[Written task]
Rewrite the material from the line containing "What elements are" down through the line containing "card-name: 面试: [52, 684, 98, 710]", changing "expand-icon" to "expand-button" and keeping everything else the same.

[Given data]
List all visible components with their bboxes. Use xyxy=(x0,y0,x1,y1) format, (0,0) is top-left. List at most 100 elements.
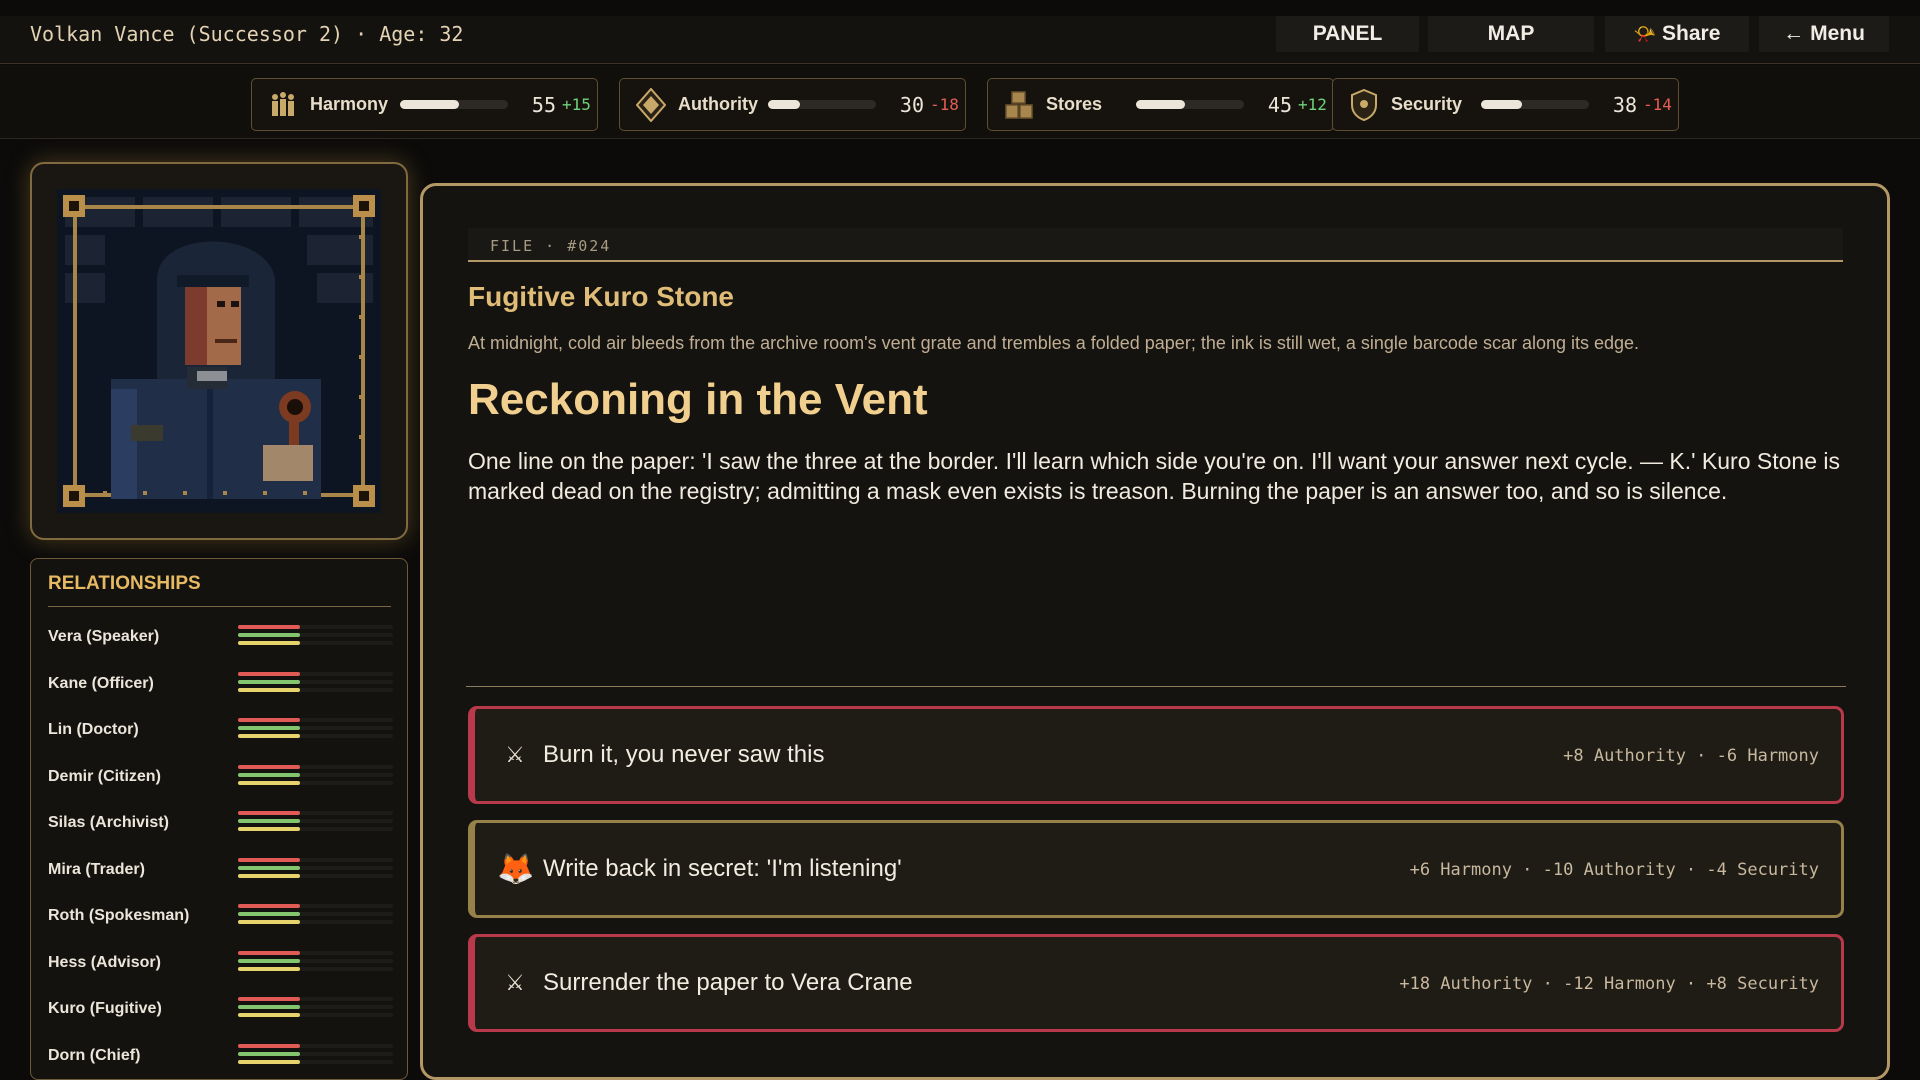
---
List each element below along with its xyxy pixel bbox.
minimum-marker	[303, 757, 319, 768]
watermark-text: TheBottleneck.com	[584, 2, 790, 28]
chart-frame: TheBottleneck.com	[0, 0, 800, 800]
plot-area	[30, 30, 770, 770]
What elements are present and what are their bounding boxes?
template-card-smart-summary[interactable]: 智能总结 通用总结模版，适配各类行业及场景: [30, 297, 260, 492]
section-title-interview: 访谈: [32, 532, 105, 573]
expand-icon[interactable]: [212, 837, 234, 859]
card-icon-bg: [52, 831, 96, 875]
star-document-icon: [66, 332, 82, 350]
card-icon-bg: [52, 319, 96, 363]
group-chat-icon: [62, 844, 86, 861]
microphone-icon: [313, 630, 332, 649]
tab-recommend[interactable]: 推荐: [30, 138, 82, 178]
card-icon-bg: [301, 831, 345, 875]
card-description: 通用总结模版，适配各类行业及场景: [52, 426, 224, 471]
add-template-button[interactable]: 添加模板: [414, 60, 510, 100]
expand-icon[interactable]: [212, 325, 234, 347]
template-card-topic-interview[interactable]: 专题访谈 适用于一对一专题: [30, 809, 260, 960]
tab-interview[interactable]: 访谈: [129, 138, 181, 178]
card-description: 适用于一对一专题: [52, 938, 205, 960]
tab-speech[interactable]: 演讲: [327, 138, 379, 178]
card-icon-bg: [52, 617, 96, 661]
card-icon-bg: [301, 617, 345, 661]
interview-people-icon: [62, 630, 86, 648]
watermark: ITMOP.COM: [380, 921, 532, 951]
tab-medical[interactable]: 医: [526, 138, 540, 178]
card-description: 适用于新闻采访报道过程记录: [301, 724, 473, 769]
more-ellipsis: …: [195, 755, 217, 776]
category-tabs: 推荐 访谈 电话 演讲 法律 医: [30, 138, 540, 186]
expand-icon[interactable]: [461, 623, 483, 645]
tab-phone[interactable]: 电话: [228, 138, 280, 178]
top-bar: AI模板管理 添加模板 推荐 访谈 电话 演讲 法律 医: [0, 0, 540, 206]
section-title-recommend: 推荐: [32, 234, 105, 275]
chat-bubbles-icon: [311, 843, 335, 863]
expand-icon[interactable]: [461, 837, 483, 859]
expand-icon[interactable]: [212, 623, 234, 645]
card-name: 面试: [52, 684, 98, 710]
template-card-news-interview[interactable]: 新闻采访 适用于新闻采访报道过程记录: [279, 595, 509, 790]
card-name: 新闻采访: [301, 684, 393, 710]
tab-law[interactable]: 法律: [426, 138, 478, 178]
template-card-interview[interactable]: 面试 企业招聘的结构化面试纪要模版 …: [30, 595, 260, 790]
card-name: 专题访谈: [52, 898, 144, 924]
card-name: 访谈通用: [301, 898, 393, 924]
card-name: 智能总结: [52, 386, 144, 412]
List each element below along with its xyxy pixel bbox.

[Solution]
What elements are present and what are their bounding boxes?
template-card-smart-summary[interactable]: 智能总结 通用总结模版，适配各类行业及场景: [30, 297, 260, 492]
section-title-interview: 访谈: [32, 532, 105, 573]
expand-button[interactable]: [212, 837, 234, 859]
card-icon-bg: [52, 831, 96, 875]
star-document-icon: [66, 332, 82, 350]
card-icon-bg: [52, 319, 96, 363]
group-chat-icon: [62, 844, 86, 861]
microphone-icon: [313, 630, 332, 649]
tab-recommend[interactable]: 推荐: [30, 138, 82, 178]
card-icon-bg: [301, 831, 345, 875]
card-description: 通用总结模版，适配各类行业及场景: [52, 426, 224, 471]
add-template-button[interactable]: 添加模板: [414, 60, 510, 100]
expand-button[interactable]: [212, 325, 234, 347]
template-card-topic-interview[interactable]: 专题访谈 适用于一对一专题: [30, 809, 260, 960]
tab-interview[interactable]: 访谈: [129, 138, 181, 178]
card-description: 适用于一对一专题: [52, 938, 205, 960]
tab-speech[interactable]: 演讲: [327, 138, 379, 178]
card-icon-bg: [52, 617, 96, 661]
card-icon-bg: [301, 617, 345, 661]
interview-people-icon: [62, 630, 86, 648]
watermark: ITMOP.COM: [380, 921, 532, 951]
tab-medical[interactable]: 医: [526, 138, 540, 178]
card-description: 适用于新闻采访报道过程记录: [301, 724, 473, 769]
more-ellipsis: …: [195, 755, 217, 776]
category-tabs: 推荐 访谈 电话 演讲 法律 医: [30, 138, 540, 186]
expand-button[interactable]: [461, 623, 483, 645]
tab-phone[interactable]: 电话: [228, 138, 280, 178]
top-bar: AI模板管理 添加模板 推荐 访谈 电话 演讲 法律 医: [0, 0, 540, 206]
section-title-recommend: 推荐: [32, 234, 105, 275]
chat-bubbles-icon: [311, 843, 335, 863]
expand-button[interactable]: [461, 837, 483, 859]
expand-button[interactable]: [212, 623, 234, 645]
card-name: 面试: [52, 684, 98, 710]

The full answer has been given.